Your objective:
Do not carry the pictures over; copy every other part of the entries exactly.

************

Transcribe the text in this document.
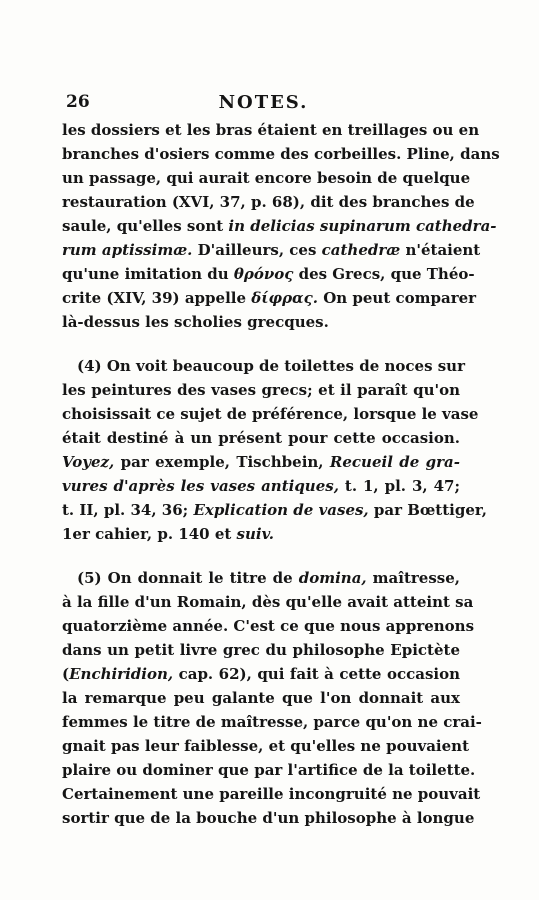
26	NOTES.
les dossiers et les bras étaient en treillages ou en
branches d'osiers comme des corbeilles. Pline, dans
un passage, qui aurait encore besoin de quelque
restauration (XVI, 37, p. 68), dit des branches de
saule, qu'elles sont in delicias supinarum cathedra-
rum aptissimæ. D'ailleurs, ces cathedræ n'étaient
qu'une imitation du θρόνος des Grecs, que Théo-
crite (XIV, 39) appelle δίφρας. On peut comparer
là-dessus les scholies grecques.
(4) On voit beaucoup de toilettes de noces sur
les peintures des vases grecs; et il paraît qu'on
choisissait ce sujet de préférence, lorsque le vase
était destiné à un présent pour cette occasion.
Voyez, par exemple, Tischbein, Recueil de gra-
vures d'après les vases antiques, t. 1, pl. 3, 47;
t. II, pl. 34, 36; Explication de vases, par Bœttiger,
1er cahier, p. 140 et suiv.
(5) On donnait le titre de domina, maîtresse,
à la fille d'un Romain, dès qu'elle avait atteint sa
quatorzième année. C'est ce que nous apprenons
dans un petit livre grec du philosophe Epictète
(Enchiridion, cap. 62), qui fait à cette occasion
la remarque peu galante que l'on donnait aux
femmes le titre de maîtresse, parce qu'on ne crai-
gnait pas leur faiblesse, et qu'elles ne pouvaient
plaire ou dominer que par l'artifice de la toilette.
Certainement une pareille incongruité ne pouvait
sortir que de la bouche d'un philosophe à longue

************

Response below:
Transcribe the text in this document.
26	NOTES.
les dossiers et les bras étaient en treillages ou en
branches d'osiers comme des corbeilles. Pline, dans
un passage, qui aurait encore besoin de quelque
restauration (XVI, 37, p. 68), dit des branches de
saule, qu'elles sont in delicias supinarum cathedra-
rum aptissimæ. D'ailleurs, ces cathedræ n'étaient
qu'une imitation du θρόνος des Grecs, que Théo-
crite (XIV, 39) appelle δίφρας. On peut comparer
là-dessus les scholies grecques.
(4) On voit beaucoup de toilettes de noces sur
les peintures des vases grecs; et il paraît qu'on
choisissait ce sujet de préférence, lorsque le vase
était destiné à un présent pour cette occasion.
Voyez, par exemple, Tischbein, Recueil de gra-
vures d'après les vases antiques, t. 1, pl. 3, 47;
t. II, pl. 34, 36; Explication de vases, par Bœttiger,
1er cahier, p. 140 et suiv.
(5) On donnait le titre de domina, maîtresse,
à la fille d'un Romain, dès qu'elle avait atteint sa
quatorzième année. C'est ce que nous apprenons
dans un petit livre grec du philosophe Epictète
(Enchiridion, cap. 62), qui fait à cette occasion
la remarque peu galante que l'on donnait aux
femmes le titre de maîtresse, parce qu'on ne crai-
gnait pas leur faiblesse, et qu'elles ne pouvaient
plaire ou dominer que par l'artifice de la toilette.
Certainement une pareille incongruité ne pouvait
sortir que de la bouche d'un philosophe à longue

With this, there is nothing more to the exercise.